--- Exercise ---
Copy the material that follows word for word and omit its pictures.

--- Dataset records ---
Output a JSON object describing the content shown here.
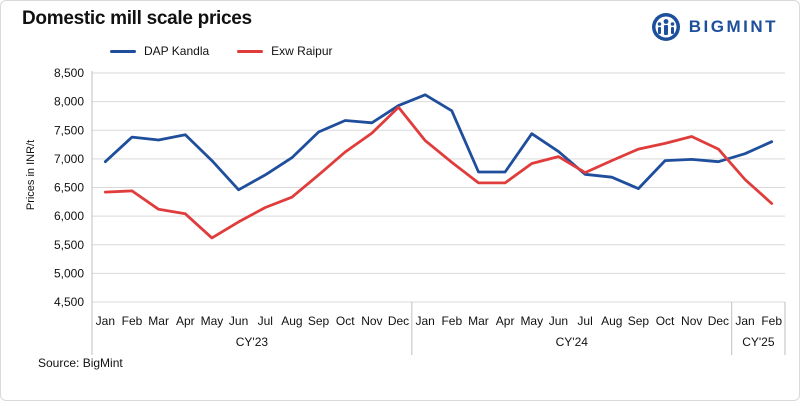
{
  "chart_data": {
    "type": "line",
    "title": "Domestic mill scale prices",
    "ylabel": "Prices in INR/t",
    "xlabel": "",
    "ylim": [
      4500,
      8500
    ],
    "yticks": [
      4500,
      5000,
      5500,
      6000,
      6500,
      7000,
      7500,
      8000,
      8500
    ],
    "ytick_labels": [
      "4,500",
      "5,000",
      "5,500",
      "6,000",
      "6,500",
      "7,000",
      "7,500",
      "8,000",
      "8,500"
    ],
    "grid": true,
    "legend_position": "top-left",
    "categories": [
      "Jan",
      "Feb",
      "Mar",
      "Apr",
      "May",
      "Jun",
      "Jul",
      "Aug",
      "Sep",
      "Oct",
      "Nov",
      "Dec",
      "Jan",
      "Feb",
      "Mar",
      "Apr",
      "May",
      "Jun",
      "Jul",
      "Aug",
      "Sep",
      "Oct",
      "Nov",
      "Dec",
      "Jan",
      "Feb"
    ],
    "groups": [
      {
        "label": "CY'23",
        "count": 12
      },
      {
        "label": "CY'24",
        "count": 12
      },
      {
        "label": "CY'25",
        "count": 2
      }
    ],
    "series": [
      {
        "name": "DAP Kandla",
        "color": "#1f4e9c",
        "values": [
          6950,
          7380,
          7330,
          7420,
          6970,
          6460,
          6720,
          7020,
          7470,
          7670,
          7630,
          7930,
          8120,
          7840,
          6770,
          6770,
          7440,
          7130,
          6730,
          6680,
          6480,
          6970,
          6990,
          6950,
          7090,
          7300
        ]
      },
      {
        "name": "Exw Raipur",
        "color": "#e03c3c",
        "values": [
          6420,
          6440,
          6120,
          6040,
          5620,
          5900,
          6150,
          6330,
          6720,
          7120,
          7450,
          7900,
          7320,
          6940,
          6580,
          6580,
          6920,
          7040,
          6760,
          6970,
          7170,
          7270,
          7390,
          7170,
          6640,
          6220
        ]
      }
    ]
  },
  "source": "Source: BigMint",
  "logo": {
    "text": "BIGMINT",
    "color": "#1e4f9c"
  }
}
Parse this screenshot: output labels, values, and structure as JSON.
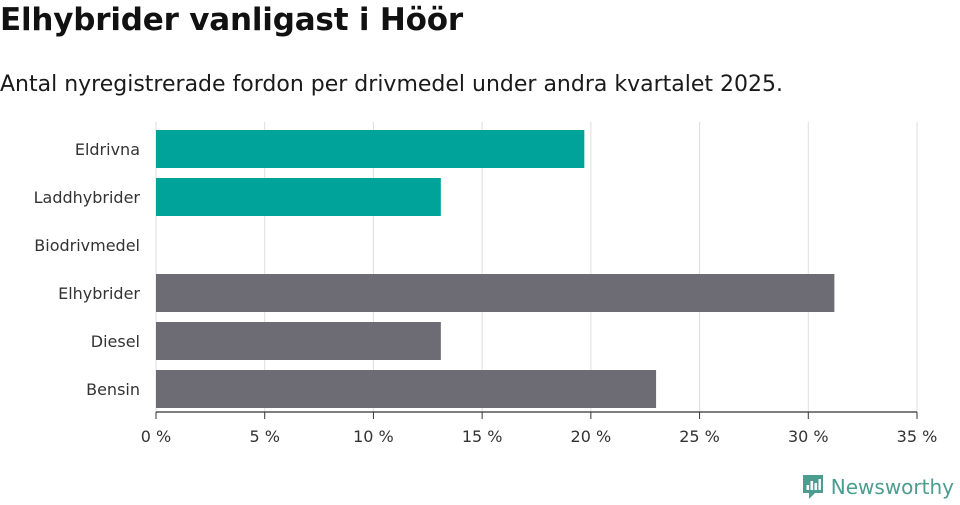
{
  "title": "Elhybrider vanligast i Höör",
  "subtitle": "Antal nyregistrerade fordon per drivmedel under andra kvartalet 2025.",
  "brand": {
    "name": "Newsworthy",
    "logo_icon": "bar-chart-logo-icon",
    "color": "#4a9d8f"
  },
  "chart_data": {
    "type": "bar",
    "orientation": "horizontal",
    "title": "Elhybrider vanligast i Höör",
    "subtitle": "Antal nyregistrerade fordon per drivmedel under andra kvartalet 2025.",
    "xlabel": "",
    "ylabel": "",
    "categories": [
      "Eldrivna",
      "Laddhybrider",
      "Biodrivmedel",
      "Elhybrider",
      "Diesel",
      "Bensin"
    ],
    "values": [
      19.7,
      13.1,
      0,
      31.2,
      13.1,
      23.0
    ],
    "colors": [
      "#00a39a",
      "#00a39a",
      "#00a39a",
      "#6d6b73",
      "#6d6b73",
      "#6d6b73"
    ],
    "xlim": [
      0,
      35
    ],
    "xticks": [
      0,
      5,
      10,
      15,
      20,
      25,
      30,
      35
    ],
    "xtick_labels": [
      "0 %",
      "5 %",
      "10 %",
      "15 %",
      "20 %",
      "25 %",
      "30 %",
      "35 %"
    ],
    "grid": "vertical",
    "legend": "none"
  }
}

--- Task result ---
Output a JSON object describing the content shown here.
{
  "chart_data": {
    "type": "line",
    "title": "Domestic mill scale prices",
    "ylabel": "Prices in INR/t",
    "xlabel": "",
    "ylim": [
      4500,
      8500
    ],
    "yticks": [
      4500,
      5000,
      5500,
      6000,
      6500,
      7000,
      7500,
      8000,
      8500
    ],
    "ytick_labels": [
      "4,500",
      "5,000",
      "5,500",
      "6,000",
      "6,500",
      "7,000",
      "7,500",
      "8,000",
      "8,500"
    ],
    "grid": true,
    "legend_position": "top-left",
    "categories": [
      "Jan",
      "Feb",
      "Mar",
      "Apr",
      "May",
      "Jun",
      "Jul",
      "Aug",
      "Sep",
      "Oct",
      "Nov",
      "Dec",
      "Jan",
      "Feb",
      "Mar",
      "Apr",
      "May",
      "Jun",
      "Jul",
      "Aug",
      "Sep",
      "Oct",
      "Nov",
      "Dec",
      "Jan",
      "Feb"
    ],
    "groups": [
      {
        "label": "CY'23",
        "count": 12
      },
      {
        "label": "CY'24",
        "count": 12
      },
      {
        "label": "CY'25",
        "count": 2
      }
    ],
    "series": [
      {
        "name": "DAP Kandla",
        "color": "#1f4e9c",
        "values": [
          6950,
          7380,
          7330,
          7420,
          6970,
          6460,
          6720,
          7020,
          7470,
          7670,
          7630,
          7930,
          8120,
          7840,
          6770,
          6770,
          7440,
          7130,
          6730,
          6680,
          6480,
          6970,
          6990,
          6950,
          7090,
          7300
        ]
      },
      {
        "name": "Exw Raipur",
        "color": "#e03c3c",
        "values": [
          6420,
          6440,
          6120,
          6040,
          5620,
          5900,
          6150,
          6330,
          6720,
          7120,
          7450,
          7900,
          7320,
          6940,
          6580,
          6580,
          6920,
          7040,
          6760,
          6970,
          7170,
          7270,
          7390,
          7170,
          6640,
          6220
        ]
      }
    ]
  },
  "source": "Source: BigMint",
  "logo": {
    "text": "BIGMINT",
    "color": "#1e4f9c"
  }
}
Parse this screenshot: output labels, values, and structure as JSON.
{
  "title": "Elhybrider vanligast i Höör",
  "subtitle": "Antal nyregistrerade fordon per drivmedel under andra kvartalet 2025.",
  "brand": {
    "name": "Newsworthy",
    "logo_icon": "bar-chart-logo-icon",
    "color": "#4a9d8f"
  },
  "chart_data": {
    "type": "bar",
    "orientation": "horizontal",
    "title": "Elhybrider vanligast i Höör",
    "subtitle": "Antal nyregistrerade fordon per drivmedel under andra kvartalet 2025.",
    "xlabel": "",
    "ylabel": "",
    "categories": [
      "Eldrivna",
      "Laddhybrider",
      "Biodrivmedel",
      "Elhybrider",
      "Diesel",
      "Bensin"
    ],
    "values": [
      19.7,
      13.1,
      0,
      31.2,
      13.1,
      23.0
    ],
    "colors": [
      "#00a39a",
      "#00a39a",
      "#00a39a",
      "#6d6b73",
      "#6d6b73",
      "#6d6b73"
    ],
    "xlim": [
      0,
      35
    ],
    "xticks": [
      0,
      5,
      10,
      15,
      20,
      25,
      30,
      35
    ],
    "xtick_labels": [
      "0 %",
      "5 %",
      "10 %",
      "15 %",
      "20 %",
      "25 %",
      "30 %",
      "35 %"
    ],
    "grid": "vertical",
    "legend": "none"
  }
}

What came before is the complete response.